- _EXERCISE DESCRIPTION_:
Transcribe the records below exactly as they appear.

════

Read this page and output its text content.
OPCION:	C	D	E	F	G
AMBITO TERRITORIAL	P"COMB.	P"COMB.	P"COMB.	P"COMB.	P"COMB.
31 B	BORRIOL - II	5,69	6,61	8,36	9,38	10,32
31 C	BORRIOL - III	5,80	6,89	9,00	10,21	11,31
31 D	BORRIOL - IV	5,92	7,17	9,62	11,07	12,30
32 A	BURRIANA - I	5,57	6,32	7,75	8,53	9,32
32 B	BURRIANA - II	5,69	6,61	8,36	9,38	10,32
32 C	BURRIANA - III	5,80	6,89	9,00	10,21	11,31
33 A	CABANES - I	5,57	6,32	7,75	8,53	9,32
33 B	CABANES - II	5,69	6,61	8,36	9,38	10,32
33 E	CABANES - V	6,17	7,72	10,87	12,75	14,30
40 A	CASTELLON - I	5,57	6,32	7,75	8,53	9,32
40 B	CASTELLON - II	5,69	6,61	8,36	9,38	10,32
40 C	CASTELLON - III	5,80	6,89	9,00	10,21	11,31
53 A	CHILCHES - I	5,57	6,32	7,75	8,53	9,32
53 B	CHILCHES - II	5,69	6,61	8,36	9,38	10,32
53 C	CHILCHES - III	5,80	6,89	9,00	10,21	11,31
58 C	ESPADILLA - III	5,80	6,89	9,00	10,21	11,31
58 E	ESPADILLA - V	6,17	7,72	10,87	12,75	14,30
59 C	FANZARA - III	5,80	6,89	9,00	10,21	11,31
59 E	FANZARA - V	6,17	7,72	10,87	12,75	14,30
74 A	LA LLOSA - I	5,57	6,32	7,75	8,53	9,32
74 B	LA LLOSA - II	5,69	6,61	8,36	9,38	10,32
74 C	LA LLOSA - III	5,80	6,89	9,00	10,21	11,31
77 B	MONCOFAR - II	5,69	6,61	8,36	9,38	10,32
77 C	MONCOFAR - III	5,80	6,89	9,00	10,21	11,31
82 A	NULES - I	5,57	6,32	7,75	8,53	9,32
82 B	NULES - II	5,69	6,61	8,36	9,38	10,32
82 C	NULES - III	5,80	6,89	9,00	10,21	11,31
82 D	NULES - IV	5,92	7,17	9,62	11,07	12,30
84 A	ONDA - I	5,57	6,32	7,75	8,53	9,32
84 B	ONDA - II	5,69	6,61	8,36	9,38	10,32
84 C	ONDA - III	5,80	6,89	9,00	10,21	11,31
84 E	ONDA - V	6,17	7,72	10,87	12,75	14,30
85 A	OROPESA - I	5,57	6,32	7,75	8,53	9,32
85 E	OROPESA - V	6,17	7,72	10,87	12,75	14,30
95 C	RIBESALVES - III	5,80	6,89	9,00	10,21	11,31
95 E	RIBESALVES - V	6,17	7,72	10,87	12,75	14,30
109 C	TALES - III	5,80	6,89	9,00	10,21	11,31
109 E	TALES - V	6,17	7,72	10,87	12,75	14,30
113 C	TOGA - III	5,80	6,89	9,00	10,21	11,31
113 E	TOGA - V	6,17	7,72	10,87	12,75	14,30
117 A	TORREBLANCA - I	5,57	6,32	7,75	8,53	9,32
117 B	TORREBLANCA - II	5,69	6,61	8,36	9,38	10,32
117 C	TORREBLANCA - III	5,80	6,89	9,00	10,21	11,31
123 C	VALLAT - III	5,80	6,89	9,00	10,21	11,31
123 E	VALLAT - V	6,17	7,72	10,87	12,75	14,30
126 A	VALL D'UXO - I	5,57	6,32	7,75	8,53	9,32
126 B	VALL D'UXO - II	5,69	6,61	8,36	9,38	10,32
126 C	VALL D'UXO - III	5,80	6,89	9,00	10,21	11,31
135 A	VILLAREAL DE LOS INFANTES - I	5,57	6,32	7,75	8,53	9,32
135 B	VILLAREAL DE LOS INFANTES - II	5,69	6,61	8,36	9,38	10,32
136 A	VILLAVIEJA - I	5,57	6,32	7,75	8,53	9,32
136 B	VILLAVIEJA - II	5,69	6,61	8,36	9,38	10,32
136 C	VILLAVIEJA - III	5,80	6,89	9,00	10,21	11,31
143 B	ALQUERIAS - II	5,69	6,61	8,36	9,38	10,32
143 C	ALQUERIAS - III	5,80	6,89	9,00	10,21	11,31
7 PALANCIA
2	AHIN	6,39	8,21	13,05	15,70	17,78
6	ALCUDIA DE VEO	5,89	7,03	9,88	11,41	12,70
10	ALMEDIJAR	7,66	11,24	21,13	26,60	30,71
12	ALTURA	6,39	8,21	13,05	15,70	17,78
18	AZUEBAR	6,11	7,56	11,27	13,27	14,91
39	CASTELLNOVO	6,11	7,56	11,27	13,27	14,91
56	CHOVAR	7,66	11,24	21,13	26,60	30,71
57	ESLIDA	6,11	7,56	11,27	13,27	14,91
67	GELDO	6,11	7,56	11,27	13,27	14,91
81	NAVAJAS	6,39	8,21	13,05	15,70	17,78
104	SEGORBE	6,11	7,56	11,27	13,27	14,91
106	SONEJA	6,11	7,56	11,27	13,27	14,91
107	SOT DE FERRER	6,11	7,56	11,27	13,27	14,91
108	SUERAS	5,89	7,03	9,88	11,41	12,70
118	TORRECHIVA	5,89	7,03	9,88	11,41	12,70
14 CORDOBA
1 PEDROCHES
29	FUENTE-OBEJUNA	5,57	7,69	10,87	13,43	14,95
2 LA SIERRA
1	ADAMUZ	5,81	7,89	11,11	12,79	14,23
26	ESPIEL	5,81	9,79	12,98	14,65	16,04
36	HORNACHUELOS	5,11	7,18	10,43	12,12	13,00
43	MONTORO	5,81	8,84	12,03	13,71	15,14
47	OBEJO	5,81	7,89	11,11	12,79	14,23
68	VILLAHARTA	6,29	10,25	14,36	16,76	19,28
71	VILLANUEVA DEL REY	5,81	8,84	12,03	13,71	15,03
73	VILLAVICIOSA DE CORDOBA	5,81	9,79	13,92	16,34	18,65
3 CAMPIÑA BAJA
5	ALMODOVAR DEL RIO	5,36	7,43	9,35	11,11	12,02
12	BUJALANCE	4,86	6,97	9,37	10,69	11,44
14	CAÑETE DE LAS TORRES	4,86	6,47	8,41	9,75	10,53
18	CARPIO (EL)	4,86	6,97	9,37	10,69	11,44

════

- _SOLVED EXERCISE_:
Read this page and output its text content.
OPCION:	C	D	E	F	G
AMBITO TERRITORIAL	P"COMB.	P"COMB.	P"COMB.	P"COMB.	P"COMB.
31 B	BORRIOL - II	5,69	6,61	8,36	9,38	10,32
31 C	BORRIOL - III	5,80	6,89	9,00	10,21	11,31
31 D	BORRIOL - IV	5,92	7,17	9,62	11,07	12,30
32 A	BURRIANA - I	5,57	6,32	7,75	8,53	9,32
32 B	BURRIANA - II	5,69	6,61	8,36	9,38	10,32
32 C	BURRIANA - III	5,80	6,89	9,00	10,21	11,31
33 A	CABANES - I	5,57	6,32	7,75	8,53	9,32
33 B	CABANES - II	5,69	6,61	8,36	9,38	10,32
33 E	CABANES - V	6,17	7,72	10,87	12,75	14,30
40 A	CASTELLON - I	5,57	6,32	7,75	8,53	9,32
40 B	CASTELLON - II	5,69	6,61	8,36	9,38	10,32
40 C	CASTELLON - III	5,80	6,89	9,00	10,21	11,31
53 A	CHILCHES - I	5,57	6,32	7,75	8,53	9,32
53 B	CHILCHES - II	5,69	6,61	8,36	9,38	10,32
53 C	CHILCHES - III	5,80	6,89	9,00	10,21	11,31
58 C	ESPADILLA - III	5,80	6,89	9,00	10,21	11,31
58 E	ESPADILLA - V	6,17	7,72	10,87	12,75	14,30
59 C	FANZARA - III	5,80	6,89	9,00	10,21	11,31
59 E	FANZARA - V	6,17	7,72	10,87	12,75	14,30
74 A	LA LLOSA - I	5,57	6,32	7,75	8,53	9,32
74 B	LA LLOSA - II	5,69	6,61	8,36	9,38	10,32
74 C	LA LLOSA - III	5,80	6,89	9,00	10,21	11,31
77 B	MONCOFAR - II	5,69	6,61	8,36	9,38	10,32
77 C	MONCOFAR - III	5,80	6,89	9,00	10,21	11,31
82 A	NULES - I	5,57	6,32	7,75	8,53	9,32
82 B	NULES - II	5,69	6,61	8,36	9,38	10,32
82 C	NULES - III	5,80	6,89	9,00	10,21	11,31
82 D	NULES - IV	5,92	7,17	9,62	11,07	12,30
84 A	ONDA - I	5,57	6,32	7,75	8,53	9,32
84 B	ONDA - II	5,69	6,61	8,36	9,38	10,32
84 C	ONDA - III	5,80	6,89	9,00	10,21	11,31
84 E	ONDA - V	6,17	7,72	10,87	12,75	14,30
85 A	OROPESA - I	5,57	6,32	7,75	8,53	9,32
85 E	OROPESA - V	6,17	7,72	10,87	12,75	14,30
95 C	RIBESALVES - III	5,80	6,89	9,00	10,21	11,31
95 E	RIBESALVES - V	6,17	7,72	10,87	12,75	14,30
109 C	TALES - III	5,80	6,89	9,00	10,21	11,31
109 E	TALES - V	6,17	7,72	10,87	12,75	14,30
113 C	TOGA - III	5,80	6,89	9,00	10,21	11,31
113 E	TOGA - V	6,17	7,72	10,87	12,75	14,30
117 A	TORREBLANCA - I	5,57	6,32	7,75	8,53	9,32
117 B	TORREBLANCA - II	5,69	6,61	8,36	9,38	10,32
117 C	TORREBLANCA - III	5,80	6,89	9,00	10,21	11,31
123 C	VALLAT - III	5,80	6,89	9,00	10,21	11,31
123 E	VALLAT - V	6,17	7,72	10,87	12,75	14,30
126 A	VALL D'UXO - I	5,57	6,32	7,75	8,53	9,32
126 B	VALL D'UXO - II	5,69	6,61	8,36	9,38	10,32
126 C	VALL D'UXO - III	5,80	6,89	9,00	10,21	11,31
135 A	VILLAREAL DE LOS INFANTES - I	5,57	6,32	7,75	8,53	9,32
135 B	VILLAREAL DE LOS INFANTES - II	5,69	6,61	8,36	9,38	10,32
136 A	VILLAVIEJA - I	5,57	6,32	7,75	8,53	9,32
136 B	VILLAVIEJA - II	5,69	6,61	8,36	9,38	10,32
136 C	VILLAVIEJA - III	5,80	6,89	9,00	10,21	11,31
143 B	ALQUERIAS - II	5,69	6,61	8,36	9,38	10,32
143 C	ALQUERIAS - III	5,80	6,89	9,00	10,21	11,31
7 PALANCIA
2	AHIN	6,39	8,21	13,05	15,70	17,78
6	ALCUDIA DE VEO	5,89	7,03	9,88	11,41	12,70
10	ALMEDIJAR	7,66	11,24	21,13	26,60	30,71
12	ALTURA	6,39	8,21	13,05	15,70	17,78
18	AZUEBAR	6,11	7,56	11,27	13,27	14,91
39	CASTELLNOVO	6,11	7,56	11,27	13,27	14,91
56	CHOVAR	7,66	11,24	21,13	26,60	30,71
57	ESLIDA	6,11	7,56	11,27	13,27	14,91
67	GELDO	6,11	7,56	11,27	13,27	14,91
81	NAVAJAS	6,39	8,21	13,05	15,70	17,78
104	SEGORBE	6,11	7,56	11,27	13,27	14,91
106	SONEJA	6,11	7,56	11,27	13,27	14,91
107	SOT DE FERRER	6,11	7,56	11,27	13,27	14,91
108	SUERAS	5,89	7,03	9,88	11,41	12,70
118	TORRECHIVA	5,89	7,03	9,88	11,41	12,70
14 CORDOBA
1 PEDROCHES
29	FUENTE-OBEJUNA	5,57	7,69	10,87	13,43	14,95
2 LA SIERRA
1	ADAMUZ	5,81	7,89	11,11	12,79	14,23
26	ESPIEL	5,81	9,79	12,98	14,65	16,04
36	HORNACHUELOS	5,11	7,18	10,43	12,12	13,00
43	MONTORO	5,81	8,84	12,03	13,71	15,14
47	OBEJO	5,81	7,89	11,11	12,79	14,23
68	VILLAHARTA	6,29	10,25	14,36	16,76	19,28
71	VILLANUEVA DEL REY	5,81	8,84	12,03	13,71	15,03
73	VILLAVICIOSA DE CORDOBA	5,81	9,79	13,92	16,34	18,65
3 CAMPIÑA BAJA
5	ALMODOVAR DEL RIO	5,36	7,43	9,35	11,11	12,02
12	BUJALANCE	4,86	6,97	9,37	10,69	11,44
14	CAÑETE DE LAS TORRES	4,86	6,47	8,41	9,75	10,53
18	CARPIO (EL)	4,86	6,97	9,37	10,69	11,44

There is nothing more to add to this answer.